**Challenge**
Print all records exactly, leaving nothing out.

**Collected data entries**
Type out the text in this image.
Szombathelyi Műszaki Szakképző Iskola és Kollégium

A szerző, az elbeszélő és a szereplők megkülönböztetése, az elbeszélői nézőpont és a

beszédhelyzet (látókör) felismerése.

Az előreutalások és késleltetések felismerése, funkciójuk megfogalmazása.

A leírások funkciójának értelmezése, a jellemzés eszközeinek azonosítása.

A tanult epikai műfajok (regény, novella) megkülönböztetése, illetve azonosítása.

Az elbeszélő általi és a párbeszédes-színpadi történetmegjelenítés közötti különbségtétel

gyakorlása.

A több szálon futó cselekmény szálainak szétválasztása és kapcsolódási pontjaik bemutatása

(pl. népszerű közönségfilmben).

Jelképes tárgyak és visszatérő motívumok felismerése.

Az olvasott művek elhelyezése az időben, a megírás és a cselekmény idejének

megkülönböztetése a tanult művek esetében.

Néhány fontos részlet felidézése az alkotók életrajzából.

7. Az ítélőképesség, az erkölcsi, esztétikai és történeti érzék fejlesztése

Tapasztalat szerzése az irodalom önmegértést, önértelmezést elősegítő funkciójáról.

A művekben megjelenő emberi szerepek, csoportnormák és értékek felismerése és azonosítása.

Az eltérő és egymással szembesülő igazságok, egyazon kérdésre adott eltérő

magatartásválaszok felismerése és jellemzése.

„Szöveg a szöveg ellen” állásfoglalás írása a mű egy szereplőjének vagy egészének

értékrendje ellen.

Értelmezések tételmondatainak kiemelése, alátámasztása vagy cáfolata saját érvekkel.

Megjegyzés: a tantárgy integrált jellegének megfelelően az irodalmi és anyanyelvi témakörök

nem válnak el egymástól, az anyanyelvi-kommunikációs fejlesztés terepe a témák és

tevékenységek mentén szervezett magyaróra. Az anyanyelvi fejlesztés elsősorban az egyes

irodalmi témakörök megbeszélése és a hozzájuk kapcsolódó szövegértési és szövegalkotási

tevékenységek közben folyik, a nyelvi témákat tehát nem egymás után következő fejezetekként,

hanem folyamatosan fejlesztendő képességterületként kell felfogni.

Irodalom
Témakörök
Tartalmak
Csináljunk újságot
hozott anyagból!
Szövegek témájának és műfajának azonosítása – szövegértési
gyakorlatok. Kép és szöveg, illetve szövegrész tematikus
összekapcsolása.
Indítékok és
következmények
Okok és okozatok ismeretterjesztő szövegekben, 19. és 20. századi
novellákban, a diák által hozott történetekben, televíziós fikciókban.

**The solution**
Type out the text in this image.
Szombathelyi Műszaki Szakképző Iskola és Kollégium

A szerző, az elbeszélő és a szereplők megkülönböztetése, az elbeszélői nézőpont és a

beszédhelyzet (látókör) felismerése.

Az előreutalások és késleltetések felismerése, funkciójuk megfogalmazása.

A leírások funkciójának értelmezése, a jellemzés eszközeinek azonosítása.

A tanult epikai műfajok (regény, novella) megkülönböztetése, illetve azonosítása.

Az elbeszélő általi és a párbeszédes-színpadi történetmegjelenítés közötti különbségtétel

gyakorlása.

A több szálon futó cselekmény szálainak szétválasztása és kapcsolódási pontjaik bemutatása

(pl. népszerű közönségfilmben).

Jelképes tárgyak és visszatérő motívumok felismerése.

Az olvasott művek elhelyezése az időben, a megírás és a cselekmény idejének

megkülönböztetése a tanult művek esetében.

Néhány fontos részlet felidézése az alkotók életrajzából.

7. Az ítélőképesség, az erkölcsi, esztétikai és történeti érzék fejlesztése

Tapasztalat szerzése az irodalom önmegértést, önértelmezést elősegítő funkciójáról.

A művekben megjelenő emberi szerepek, csoportnormák és értékek felismerése és azonosítása.

Az eltérő és egymással szembesülő igazságok, egyazon kérdésre adott eltérő

magatartásválaszok felismerése és jellemzése.

„Szöveg a szöveg ellen” állásfoglalás írása a mű egy szereplőjének vagy egészének

értékrendje ellen.

Értelmezések tételmondatainak kiemelése, alátámasztása vagy cáfolata saját érvekkel.

Megjegyzés: a tantárgy integrált jellegének megfelelően az irodalmi és anyanyelvi témakörök

nem válnak el egymástól, az anyanyelvi-kommunikációs fejlesztés terepe a témák és

tevékenységek mentén szervezett magyaróra. Az anyanyelvi fejlesztés elsősorban az egyes

irodalmi témakörök megbeszélése és a hozzájuk kapcsolódó szövegértési és szövegalkotási

tevékenységek közben folyik, a nyelvi témákat tehát nem egymás után következő fejezetekként,

hanem folyamatosan fejlesztendő képességterületként kell felfogni.

Irodalom
Témakörök
Tartalmak
Csináljunk újságot
hozott anyagból!
Szövegek témájának és műfajának azonosítása – szövegértési
gyakorlatok. Kép és szöveg, illetve szövegrész tematikus
összekapcsolása.
Indítékok és
következmények
Okok és okozatok ismeretterjesztő szövegekben, 19. és 20. századi
novellákban, a diák által hozott történetekben, televíziós fikciókban.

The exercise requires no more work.